#### Stated exercise:
Repeat the full listing, word for word.

---*---

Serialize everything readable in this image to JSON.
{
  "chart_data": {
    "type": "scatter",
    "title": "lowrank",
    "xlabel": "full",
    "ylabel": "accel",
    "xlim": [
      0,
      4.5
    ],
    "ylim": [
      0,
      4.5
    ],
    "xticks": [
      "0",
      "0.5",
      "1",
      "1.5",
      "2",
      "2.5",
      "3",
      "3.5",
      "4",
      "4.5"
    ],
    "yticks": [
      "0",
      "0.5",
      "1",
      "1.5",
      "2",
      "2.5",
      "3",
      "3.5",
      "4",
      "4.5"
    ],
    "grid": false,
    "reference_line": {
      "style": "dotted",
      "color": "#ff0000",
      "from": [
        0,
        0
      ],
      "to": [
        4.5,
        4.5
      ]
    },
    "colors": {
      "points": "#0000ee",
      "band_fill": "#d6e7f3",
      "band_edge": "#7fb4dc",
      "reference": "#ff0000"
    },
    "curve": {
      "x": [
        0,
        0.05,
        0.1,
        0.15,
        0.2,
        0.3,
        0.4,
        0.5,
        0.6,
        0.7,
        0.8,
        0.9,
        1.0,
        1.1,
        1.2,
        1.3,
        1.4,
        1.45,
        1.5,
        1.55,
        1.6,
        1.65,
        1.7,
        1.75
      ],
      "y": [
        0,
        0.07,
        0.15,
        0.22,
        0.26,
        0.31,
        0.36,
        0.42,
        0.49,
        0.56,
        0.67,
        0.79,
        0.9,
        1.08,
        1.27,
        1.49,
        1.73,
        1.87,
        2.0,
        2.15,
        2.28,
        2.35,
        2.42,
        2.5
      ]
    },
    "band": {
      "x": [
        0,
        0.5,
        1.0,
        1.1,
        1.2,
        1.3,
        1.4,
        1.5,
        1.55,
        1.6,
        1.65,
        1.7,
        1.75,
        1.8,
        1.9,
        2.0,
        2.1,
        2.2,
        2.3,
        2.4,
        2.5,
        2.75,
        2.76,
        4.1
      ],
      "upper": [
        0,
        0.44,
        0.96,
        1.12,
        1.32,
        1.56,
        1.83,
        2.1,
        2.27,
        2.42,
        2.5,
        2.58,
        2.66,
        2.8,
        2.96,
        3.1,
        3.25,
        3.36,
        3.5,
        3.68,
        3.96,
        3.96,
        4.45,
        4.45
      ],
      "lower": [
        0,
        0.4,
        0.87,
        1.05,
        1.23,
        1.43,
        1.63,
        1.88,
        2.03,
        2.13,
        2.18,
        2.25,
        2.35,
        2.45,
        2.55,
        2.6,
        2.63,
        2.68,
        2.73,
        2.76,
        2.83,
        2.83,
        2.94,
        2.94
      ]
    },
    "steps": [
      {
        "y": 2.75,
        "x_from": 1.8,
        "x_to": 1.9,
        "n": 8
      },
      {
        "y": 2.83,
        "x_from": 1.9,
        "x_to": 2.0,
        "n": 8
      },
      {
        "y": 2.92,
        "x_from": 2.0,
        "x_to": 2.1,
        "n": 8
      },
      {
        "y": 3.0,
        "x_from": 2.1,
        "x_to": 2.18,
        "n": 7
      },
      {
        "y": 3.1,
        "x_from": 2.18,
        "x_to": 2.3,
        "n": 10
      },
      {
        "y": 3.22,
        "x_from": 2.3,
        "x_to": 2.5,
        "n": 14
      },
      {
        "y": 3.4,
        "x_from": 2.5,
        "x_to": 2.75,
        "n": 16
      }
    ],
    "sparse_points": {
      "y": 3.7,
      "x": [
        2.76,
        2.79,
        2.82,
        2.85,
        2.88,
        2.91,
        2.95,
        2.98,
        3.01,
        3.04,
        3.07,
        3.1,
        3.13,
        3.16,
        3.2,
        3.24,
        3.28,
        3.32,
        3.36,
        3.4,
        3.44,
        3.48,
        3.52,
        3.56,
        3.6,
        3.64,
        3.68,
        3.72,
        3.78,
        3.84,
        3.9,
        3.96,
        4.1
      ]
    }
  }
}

---*---

#### Finished task:
Serialize everything readable in this image to JSON.
{
  "chart_data": {
    "type": "scatter",
    "title": "lowrank",
    "xlabel": "full",
    "ylabel": "accel",
    "xlim": [
      0,
      4.5
    ],
    "ylim": [
      0,
      4.5
    ],
    "xticks": [
      "0",
      "0.5",
      "1",
      "1.5",
      "2",
      "2.5",
      "3",
      "3.5",
      "4",
      "4.5"
    ],
    "yticks": [
      "0",
      "0.5",
      "1",
      "1.5",
      "2",
      "2.5",
      "3",
      "3.5",
      "4",
      "4.5"
    ],
    "grid": false,
    "reference_line": {
      "style": "dotted",
      "color": "#ff0000",
      "from": [
        0,
        0
      ],
      "to": [
        4.5,
        4.5
      ]
    },
    "colors": {
      "points": "#0000ee",
      "band_fill": "#d6e7f3",
      "band_edge": "#7fb4dc",
      "reference": "#ff0000"
    },
    "curve": {
      "x": [
        0,
        0.05,
        0.1,
        0.15,
        0.2,
        0.3,
        0.4,
        0.5,
        0.6,
        0.7,
        0.8,
        0.9,
        1.0,
        1.1,
        1.2,
        1.3,
        1.4,
        1.45,
        1.5,
        1.55,
        1.6,
        1.65,
        1.7,
        1.75
      ],
      "y": [
        0,
        0.07,
        0.15,
        0.22,
        0.26,
        0.31,
        0.36,
        0.42,
        0.49,
        0.56,
        0.67,
        0.79,
        0.9,
        1.08,
        1.27,
        1.49,
        1.73,
        1.87,
        2.0,
        2.15,
        2.28,
        2.35,
        2.42,
        2.5
      ]
    },
    "band": {
      "x": [
        0,
        0.5,
        1.0,
        1.1,
        1.2,
        1.3,
        1.4,
        1.5,
        1.55,
        1.6,
        1.65,
        1.7,
        1.75,
        1.8,
        1.9,
        2.0,
        2.1,
        2.2,
        2.3,
        2.4,
        2.5,
        2.75,
        2.76,
        4.1
      ],
      "upper": [
        0,
        0.44,
        0.96,
        1.12,
        1.32,
        1.56,
        1.83,
        2.1,
        2.27,
        2.42,
        2.5,
        2.58,
        2.66,
        2.8,
        2.96,
        3.1,
        3.25,
        3.36,
        3.5,
        3.68,
        3.96,
        3.96,
        4.45,
        4.45
      ],
      "lower": [
        0,
        0.4,
        0.87,
        1.05,
        1.23,
        1.43,
        1.63,
        1.88,
        2.03,
        2.13,
        2.18,
        2.25,
        2.35,
        2.45,
        2.55,
        2.6,
        2.63,
        2.68,
        2.73,
        2.76,
        2.83,
        2.83,
        2.94,
        2.94
      ]
    },
    "steps": [
      {
        "y": 2.75,
        "x_from": 1.8,
        "x_to": 1.9,
        "n": 8
      },
      {
        "y": 2.83,
        "x_from": 1.9,
        "x_to": 2.0,
        "n": 8
      },
      {
        "y": 2.92,
        "x_from": 2.0,
        "x_to": 2.1,
        "n": 8
      },
      {
        "y": 3.0,
        "x_from": 2.1,
        "x_to": 2.18,
        "n": 7
      },
      {
        "y": 3.1,
        "x_from": 2.18,
        "x_to": 2.3,
        "n": 10
      },
      {
        "y": 3.22,
        "x_from": 2.3,
        "x_to": 2.5,
        "n": 14
      },
      {
        "y": 3.4,
        "x_from": 2.5,
        "x_to": 2.75,
        "n": 16
      }
    ],
    "sparse_points": {
      "y": 3.7,
      "x": [
        2.76,
        2.79,
        2.82,
        2.85,
        2.88,
        2.91,
        2.95,
        2.98,
        3.01,
        3.04,
        3.07,
        3.1,
        3.13,
        3.16,
        3.2,
        3.24,
        3.28,
        3.32,
        3.36,
        3.4,
        3.44,
        3.48,
        3.52,
        3.56,
        3.6,
        3.64,
        3.68,
        3.72,
        3.78,
        3.84,
        3.9,
        3.96,
        4.1
      ]
    }
  }
}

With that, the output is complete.